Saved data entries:
= = = = =

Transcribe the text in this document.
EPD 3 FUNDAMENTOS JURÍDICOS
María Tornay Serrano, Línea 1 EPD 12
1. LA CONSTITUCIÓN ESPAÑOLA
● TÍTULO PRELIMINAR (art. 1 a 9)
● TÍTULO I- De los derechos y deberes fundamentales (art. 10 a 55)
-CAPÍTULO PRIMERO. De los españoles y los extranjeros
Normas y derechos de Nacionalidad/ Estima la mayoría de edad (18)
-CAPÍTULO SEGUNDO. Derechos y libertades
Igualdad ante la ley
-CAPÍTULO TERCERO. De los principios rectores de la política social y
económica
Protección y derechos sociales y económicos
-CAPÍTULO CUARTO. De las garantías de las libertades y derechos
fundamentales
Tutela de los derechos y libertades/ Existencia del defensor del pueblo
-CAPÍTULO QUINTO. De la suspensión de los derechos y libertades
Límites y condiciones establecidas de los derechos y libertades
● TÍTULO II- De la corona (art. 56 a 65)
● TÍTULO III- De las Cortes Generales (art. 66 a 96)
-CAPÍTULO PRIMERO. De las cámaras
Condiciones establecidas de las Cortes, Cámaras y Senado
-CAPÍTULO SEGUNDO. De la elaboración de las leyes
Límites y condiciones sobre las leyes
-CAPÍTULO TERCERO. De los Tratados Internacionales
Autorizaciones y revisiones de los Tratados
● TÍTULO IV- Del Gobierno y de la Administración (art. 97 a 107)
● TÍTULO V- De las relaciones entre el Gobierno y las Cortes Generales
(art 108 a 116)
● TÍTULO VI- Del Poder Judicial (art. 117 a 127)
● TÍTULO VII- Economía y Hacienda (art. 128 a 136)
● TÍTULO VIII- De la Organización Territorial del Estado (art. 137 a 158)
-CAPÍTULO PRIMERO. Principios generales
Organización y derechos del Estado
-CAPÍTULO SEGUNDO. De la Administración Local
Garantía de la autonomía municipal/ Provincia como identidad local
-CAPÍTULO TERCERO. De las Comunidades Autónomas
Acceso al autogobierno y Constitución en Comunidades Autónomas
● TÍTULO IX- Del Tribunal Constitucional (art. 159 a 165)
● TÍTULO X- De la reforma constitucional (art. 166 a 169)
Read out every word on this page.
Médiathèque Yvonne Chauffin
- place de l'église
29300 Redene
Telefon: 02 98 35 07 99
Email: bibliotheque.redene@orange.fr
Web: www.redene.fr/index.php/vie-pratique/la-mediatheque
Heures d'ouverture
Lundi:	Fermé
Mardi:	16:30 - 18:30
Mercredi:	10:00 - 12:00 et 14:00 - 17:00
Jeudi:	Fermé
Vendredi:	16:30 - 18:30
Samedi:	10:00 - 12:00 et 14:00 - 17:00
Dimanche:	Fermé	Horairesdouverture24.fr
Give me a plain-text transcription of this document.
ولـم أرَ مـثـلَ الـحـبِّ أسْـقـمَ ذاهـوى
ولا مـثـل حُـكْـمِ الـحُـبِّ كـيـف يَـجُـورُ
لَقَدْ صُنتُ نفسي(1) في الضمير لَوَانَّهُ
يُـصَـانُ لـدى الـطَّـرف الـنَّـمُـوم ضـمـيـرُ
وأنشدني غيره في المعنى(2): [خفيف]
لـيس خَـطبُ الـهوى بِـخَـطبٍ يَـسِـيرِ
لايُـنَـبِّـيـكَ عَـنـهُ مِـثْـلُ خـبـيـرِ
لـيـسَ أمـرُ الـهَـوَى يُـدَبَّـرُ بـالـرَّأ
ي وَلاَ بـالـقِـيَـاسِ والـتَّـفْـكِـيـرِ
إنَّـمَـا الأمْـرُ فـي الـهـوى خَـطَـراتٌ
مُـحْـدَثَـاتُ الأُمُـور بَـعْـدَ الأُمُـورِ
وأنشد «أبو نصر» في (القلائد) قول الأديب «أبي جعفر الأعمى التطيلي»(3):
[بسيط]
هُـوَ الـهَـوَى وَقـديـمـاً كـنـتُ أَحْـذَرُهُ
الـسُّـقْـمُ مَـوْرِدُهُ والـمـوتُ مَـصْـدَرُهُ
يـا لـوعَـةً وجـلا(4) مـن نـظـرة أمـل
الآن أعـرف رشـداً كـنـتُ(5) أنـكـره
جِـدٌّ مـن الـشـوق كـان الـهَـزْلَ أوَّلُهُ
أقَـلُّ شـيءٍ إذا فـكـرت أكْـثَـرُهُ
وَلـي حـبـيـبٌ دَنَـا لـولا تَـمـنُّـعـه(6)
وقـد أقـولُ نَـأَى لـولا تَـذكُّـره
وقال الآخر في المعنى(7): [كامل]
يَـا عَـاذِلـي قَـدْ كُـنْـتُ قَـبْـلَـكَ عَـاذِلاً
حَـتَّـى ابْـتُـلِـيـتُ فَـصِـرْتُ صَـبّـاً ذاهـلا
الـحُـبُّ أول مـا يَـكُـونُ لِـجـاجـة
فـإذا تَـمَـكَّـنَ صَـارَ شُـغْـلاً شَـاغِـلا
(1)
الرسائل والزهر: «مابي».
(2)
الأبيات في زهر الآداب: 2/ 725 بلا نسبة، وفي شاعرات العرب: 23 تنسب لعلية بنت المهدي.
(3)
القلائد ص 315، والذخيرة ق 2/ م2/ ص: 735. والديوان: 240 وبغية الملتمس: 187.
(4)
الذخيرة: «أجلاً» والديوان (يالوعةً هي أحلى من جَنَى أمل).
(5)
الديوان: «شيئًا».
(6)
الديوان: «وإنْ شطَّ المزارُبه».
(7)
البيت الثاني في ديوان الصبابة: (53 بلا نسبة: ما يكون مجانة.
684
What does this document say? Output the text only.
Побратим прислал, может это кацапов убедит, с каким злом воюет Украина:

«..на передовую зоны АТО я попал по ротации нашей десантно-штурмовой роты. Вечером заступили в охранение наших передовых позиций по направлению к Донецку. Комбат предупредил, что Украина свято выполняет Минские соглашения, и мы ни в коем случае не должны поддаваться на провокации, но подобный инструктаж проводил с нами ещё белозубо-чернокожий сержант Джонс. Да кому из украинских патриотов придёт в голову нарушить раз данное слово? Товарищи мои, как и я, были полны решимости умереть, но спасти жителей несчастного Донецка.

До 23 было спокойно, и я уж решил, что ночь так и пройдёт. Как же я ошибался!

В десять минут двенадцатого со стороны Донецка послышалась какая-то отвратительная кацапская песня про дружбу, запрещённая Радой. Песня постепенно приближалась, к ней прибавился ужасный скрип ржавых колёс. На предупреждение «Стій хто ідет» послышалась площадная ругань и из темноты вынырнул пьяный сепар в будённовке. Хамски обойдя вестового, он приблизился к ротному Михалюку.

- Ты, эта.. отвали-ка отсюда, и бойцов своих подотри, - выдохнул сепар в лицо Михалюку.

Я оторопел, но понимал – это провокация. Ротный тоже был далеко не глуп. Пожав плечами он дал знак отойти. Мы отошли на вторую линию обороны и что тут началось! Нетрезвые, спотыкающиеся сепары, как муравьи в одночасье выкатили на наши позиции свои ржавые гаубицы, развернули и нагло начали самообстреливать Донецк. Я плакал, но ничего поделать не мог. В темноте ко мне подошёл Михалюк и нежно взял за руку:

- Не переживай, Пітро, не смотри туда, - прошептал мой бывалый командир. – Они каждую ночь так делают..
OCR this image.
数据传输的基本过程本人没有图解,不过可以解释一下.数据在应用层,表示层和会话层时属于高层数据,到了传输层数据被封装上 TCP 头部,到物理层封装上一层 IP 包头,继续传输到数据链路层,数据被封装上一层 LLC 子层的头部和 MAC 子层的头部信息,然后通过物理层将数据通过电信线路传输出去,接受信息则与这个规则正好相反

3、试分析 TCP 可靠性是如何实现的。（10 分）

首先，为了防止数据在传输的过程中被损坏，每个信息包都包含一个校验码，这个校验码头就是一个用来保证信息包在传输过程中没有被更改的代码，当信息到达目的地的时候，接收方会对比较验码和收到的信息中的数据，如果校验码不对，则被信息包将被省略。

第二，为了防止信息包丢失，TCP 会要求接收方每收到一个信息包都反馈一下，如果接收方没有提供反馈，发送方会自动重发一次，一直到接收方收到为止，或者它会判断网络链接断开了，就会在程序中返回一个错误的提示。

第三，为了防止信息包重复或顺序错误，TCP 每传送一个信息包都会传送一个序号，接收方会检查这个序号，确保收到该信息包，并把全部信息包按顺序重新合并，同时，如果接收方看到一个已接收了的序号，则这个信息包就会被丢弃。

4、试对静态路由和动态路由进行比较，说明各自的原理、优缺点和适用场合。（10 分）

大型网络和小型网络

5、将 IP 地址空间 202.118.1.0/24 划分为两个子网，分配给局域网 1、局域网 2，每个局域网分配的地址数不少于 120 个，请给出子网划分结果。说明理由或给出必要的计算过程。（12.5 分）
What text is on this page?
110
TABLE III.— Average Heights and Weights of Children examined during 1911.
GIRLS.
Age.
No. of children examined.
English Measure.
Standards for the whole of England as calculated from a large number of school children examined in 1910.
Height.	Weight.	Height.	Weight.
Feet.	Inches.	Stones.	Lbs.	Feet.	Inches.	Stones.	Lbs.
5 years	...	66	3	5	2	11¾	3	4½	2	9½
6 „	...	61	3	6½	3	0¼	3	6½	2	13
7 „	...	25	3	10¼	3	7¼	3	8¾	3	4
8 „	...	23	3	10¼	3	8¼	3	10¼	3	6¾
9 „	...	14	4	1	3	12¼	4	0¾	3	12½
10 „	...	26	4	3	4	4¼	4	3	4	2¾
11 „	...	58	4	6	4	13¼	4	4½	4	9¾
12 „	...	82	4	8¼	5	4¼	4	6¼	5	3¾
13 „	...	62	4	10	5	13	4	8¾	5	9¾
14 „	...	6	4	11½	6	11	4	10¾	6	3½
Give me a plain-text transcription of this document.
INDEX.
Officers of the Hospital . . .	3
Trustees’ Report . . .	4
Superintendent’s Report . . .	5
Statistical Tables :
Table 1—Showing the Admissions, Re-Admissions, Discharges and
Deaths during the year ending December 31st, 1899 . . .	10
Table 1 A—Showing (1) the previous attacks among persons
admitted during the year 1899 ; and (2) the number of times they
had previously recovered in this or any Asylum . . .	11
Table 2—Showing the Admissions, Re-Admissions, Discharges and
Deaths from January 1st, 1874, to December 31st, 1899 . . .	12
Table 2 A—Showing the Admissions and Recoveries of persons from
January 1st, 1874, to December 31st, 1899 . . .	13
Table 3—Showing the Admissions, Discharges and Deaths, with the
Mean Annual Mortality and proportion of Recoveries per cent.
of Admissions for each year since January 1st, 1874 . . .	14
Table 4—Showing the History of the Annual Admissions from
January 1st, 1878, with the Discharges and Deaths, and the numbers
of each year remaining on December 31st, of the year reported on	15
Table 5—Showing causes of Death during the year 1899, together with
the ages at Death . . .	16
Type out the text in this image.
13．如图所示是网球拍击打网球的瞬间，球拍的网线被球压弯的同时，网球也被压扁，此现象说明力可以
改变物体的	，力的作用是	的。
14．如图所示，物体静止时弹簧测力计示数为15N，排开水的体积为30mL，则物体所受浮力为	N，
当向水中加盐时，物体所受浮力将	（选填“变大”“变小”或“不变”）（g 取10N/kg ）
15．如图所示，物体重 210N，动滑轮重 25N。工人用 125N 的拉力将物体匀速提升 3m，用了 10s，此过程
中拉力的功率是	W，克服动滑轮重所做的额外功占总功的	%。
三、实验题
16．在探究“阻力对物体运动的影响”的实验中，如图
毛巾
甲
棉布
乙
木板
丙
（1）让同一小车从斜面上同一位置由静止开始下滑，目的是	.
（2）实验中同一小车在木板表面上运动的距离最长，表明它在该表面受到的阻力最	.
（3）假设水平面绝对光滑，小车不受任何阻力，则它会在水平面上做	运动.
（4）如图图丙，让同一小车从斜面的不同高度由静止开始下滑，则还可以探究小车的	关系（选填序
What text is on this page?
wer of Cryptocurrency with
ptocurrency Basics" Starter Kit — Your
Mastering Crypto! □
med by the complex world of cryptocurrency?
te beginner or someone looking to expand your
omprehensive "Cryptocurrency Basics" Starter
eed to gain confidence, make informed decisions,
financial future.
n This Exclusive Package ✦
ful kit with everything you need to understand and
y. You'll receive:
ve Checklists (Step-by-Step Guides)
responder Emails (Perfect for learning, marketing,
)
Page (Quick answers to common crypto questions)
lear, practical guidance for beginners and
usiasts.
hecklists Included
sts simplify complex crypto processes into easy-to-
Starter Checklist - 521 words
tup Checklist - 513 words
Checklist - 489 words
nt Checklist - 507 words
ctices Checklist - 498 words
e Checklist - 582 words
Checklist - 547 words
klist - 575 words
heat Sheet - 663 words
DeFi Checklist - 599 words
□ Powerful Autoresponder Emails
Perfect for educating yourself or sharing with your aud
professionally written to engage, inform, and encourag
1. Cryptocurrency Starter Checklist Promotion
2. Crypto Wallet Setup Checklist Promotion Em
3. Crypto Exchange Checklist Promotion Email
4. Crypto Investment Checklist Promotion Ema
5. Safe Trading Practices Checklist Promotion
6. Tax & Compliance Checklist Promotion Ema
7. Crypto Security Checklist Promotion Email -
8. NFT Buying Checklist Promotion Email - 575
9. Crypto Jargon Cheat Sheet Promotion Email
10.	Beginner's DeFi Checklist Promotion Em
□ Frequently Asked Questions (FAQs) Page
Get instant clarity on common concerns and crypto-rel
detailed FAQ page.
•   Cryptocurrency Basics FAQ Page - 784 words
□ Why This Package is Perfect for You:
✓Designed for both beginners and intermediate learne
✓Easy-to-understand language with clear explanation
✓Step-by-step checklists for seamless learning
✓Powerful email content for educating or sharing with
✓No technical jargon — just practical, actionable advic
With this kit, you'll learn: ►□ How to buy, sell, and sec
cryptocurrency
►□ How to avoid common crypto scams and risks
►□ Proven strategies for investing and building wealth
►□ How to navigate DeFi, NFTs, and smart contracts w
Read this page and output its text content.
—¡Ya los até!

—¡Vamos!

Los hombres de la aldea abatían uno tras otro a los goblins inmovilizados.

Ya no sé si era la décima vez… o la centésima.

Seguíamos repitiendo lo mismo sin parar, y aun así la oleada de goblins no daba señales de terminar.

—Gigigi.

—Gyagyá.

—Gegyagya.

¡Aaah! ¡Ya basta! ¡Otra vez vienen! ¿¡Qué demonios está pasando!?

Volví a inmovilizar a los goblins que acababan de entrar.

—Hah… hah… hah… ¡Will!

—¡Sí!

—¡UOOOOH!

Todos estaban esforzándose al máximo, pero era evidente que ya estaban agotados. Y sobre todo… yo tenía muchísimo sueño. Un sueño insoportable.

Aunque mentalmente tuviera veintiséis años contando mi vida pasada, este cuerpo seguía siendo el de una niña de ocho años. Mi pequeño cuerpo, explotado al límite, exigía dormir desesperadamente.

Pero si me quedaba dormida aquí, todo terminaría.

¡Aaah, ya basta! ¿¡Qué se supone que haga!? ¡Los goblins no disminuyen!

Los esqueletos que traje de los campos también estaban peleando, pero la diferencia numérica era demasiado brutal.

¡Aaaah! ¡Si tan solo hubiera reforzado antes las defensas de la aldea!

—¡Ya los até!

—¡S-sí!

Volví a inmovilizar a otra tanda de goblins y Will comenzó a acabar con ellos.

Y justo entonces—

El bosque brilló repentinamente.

= = = = =

*Problem to work on*
Copy every line that contains the string "content".

*Solution*
✓Powerful email content for educating or sharing with
Read this page and output its text content.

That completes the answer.